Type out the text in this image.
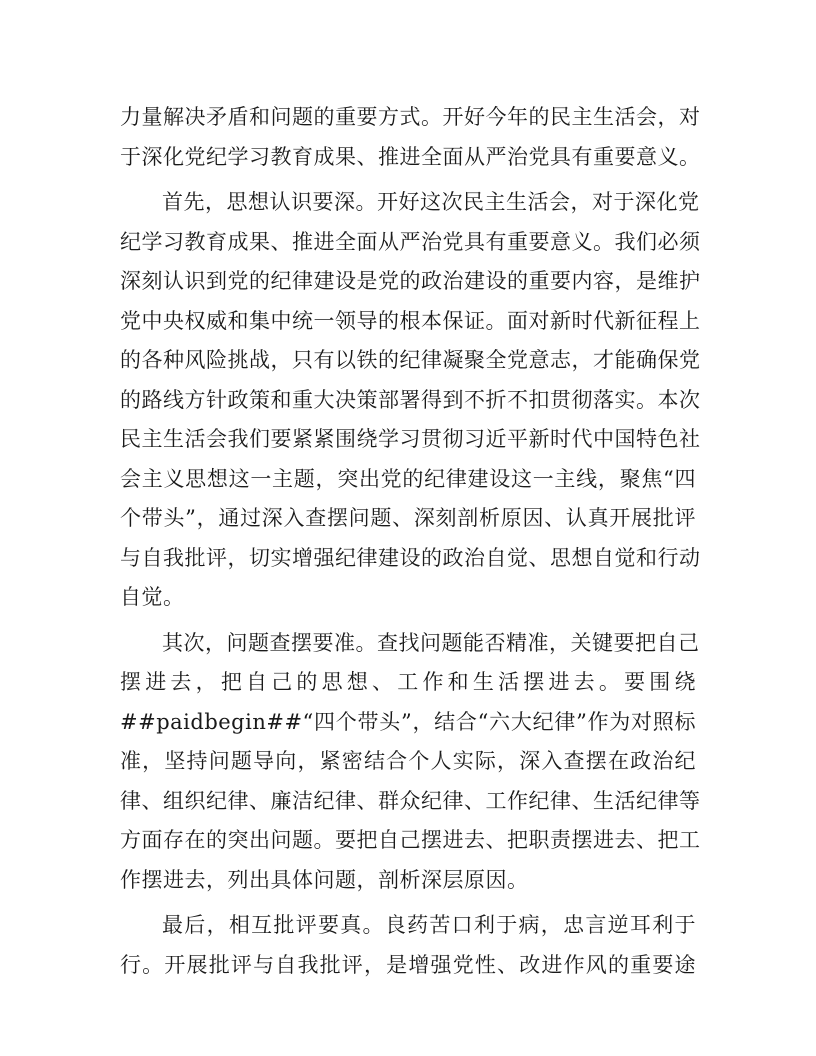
力量解决矛盾和问题的重要方式。开好今年的民主生活会，对
于深化党纪学习教育成果、推进全面从严治党具有重要意义。

首先，思想认识要深。开好这次民主生活会，对于深化党
纪学习教育成果、推进全面从严治党具有重要意义。我们必须
深刻认识到党的纪律建设是党的政治建设的重要内容，是维护
党中央权威和集中统一领导的根本保证。面对新时代新征程上
的各种风险挑战，只有以铁的纪律凝聚全党意志，才能确保党
的路线方针政策和重大决策部署得到不折不扣贯彻落实。本次
民主生活会我们要紧紧围绕学习贯彻习近平新时代中国特色社
会主义思想这一主题，突出党的纪律建设这一主线，聚焦“四
个带头”，通过深入查摆问题、深刻剖析原因、认真开展批评
与自我批评，切实增强纪律建设的政治自觉、思想自觉和行动
自觉。

其次，问题查摆要准。查找问题能否精准，关键要把自己
摆进去，把自己的思想、工作和生活摆进去。要围绕
##paidbegin##“四个带头”，结合“六大纪律”作为对照标
准，坚持问题导向，紧密结合个人实际，深入查摆在政治纪
律、组织纪律、廉洁纪律、群众纪律、工作纪律、生活纪律等
方面存在的突出问题。要把自己摆进去、把职责摆进去、把工
作摆进去，列出具体问题，剖析深层原因。

最后，相互批评要真。良药苦口利于病，忠言逆耳利于
行。开展批评与自我批评，是增强党性、改进作风的重要途
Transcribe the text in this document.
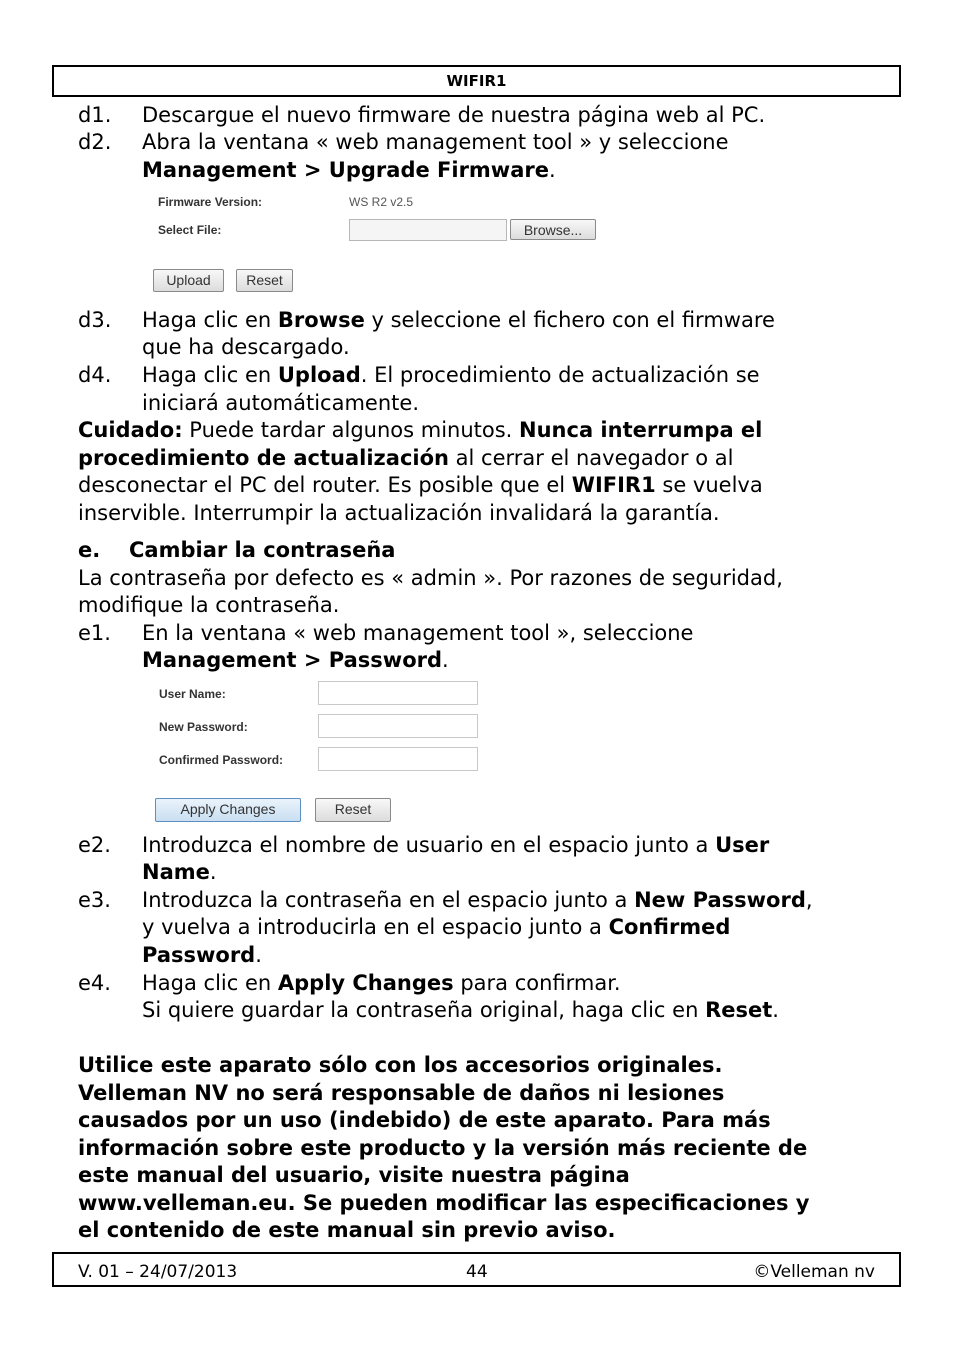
WIFIR1
d1. Descargue el nuevo firmware de nuestra página web al PC.
d2. Abra la ventana « web management tool » y seleccione
Management > Upgrade Firmware.
Firmware Version:	WS R2 v2.5
Select File:	Browse...
Upload	Reset
d3. Haga clic en Browse y seleccione el fichero con el firmware
que ha descargado.
d4. Haga clic en Upload. El procedimiento de actualización se
iniciará automáticamente.
Cuidado: Puede tardar algunos minutos. Nunca interrumpa el
procedimiento de actualización al cerrar el navegador o al
desconectar el PC del router. Es posible que el WIFIR1 se vuelva
inservible. Interrumpir la actualización invalidará la garantía.
e. Cambiar la contraseña
La contraseña por defecto es « admin ». Por razones de seguridad,
modifique la contraseña.
e1. En la ventana « web management tool », seleccione
Management > Password.
User Name:
New Password:
Confirmed Password:
Apply Changes	Reset
e2. Introduzca el nombre de usuario en el espacio junto a User
Name.
e3. Introduzca la contraseña en el espacio junto a New Password,
y vuelva a introducirla en el espacio junto a Confirmed
Password.
e4. Haga clic en Apply Changes para confirmar.
Si quiere guardar la contraseña original, haga clic en Reset.
Utilice este aparato sólo con los accesorios originales.
Velleman NV no será responsable de daños ni lesiones
causados por un uso (indebido) de este aparato. Para más
información sobre este producto y la versión más reciente de
este manual del usuario, visite nuestra página
www.velleman.eu. Se pueden modificar las especificaciones y
el contenido de este manual sin previo aviso.
V. 01 – 24/07/2013	44	©Velleman nv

────────────────────

• _SHORT EXERCISE_
The word "este" may turn up on some lines of these records; say how many, with no other words.

• _ANSWER FOR THIS EXERCISE_
5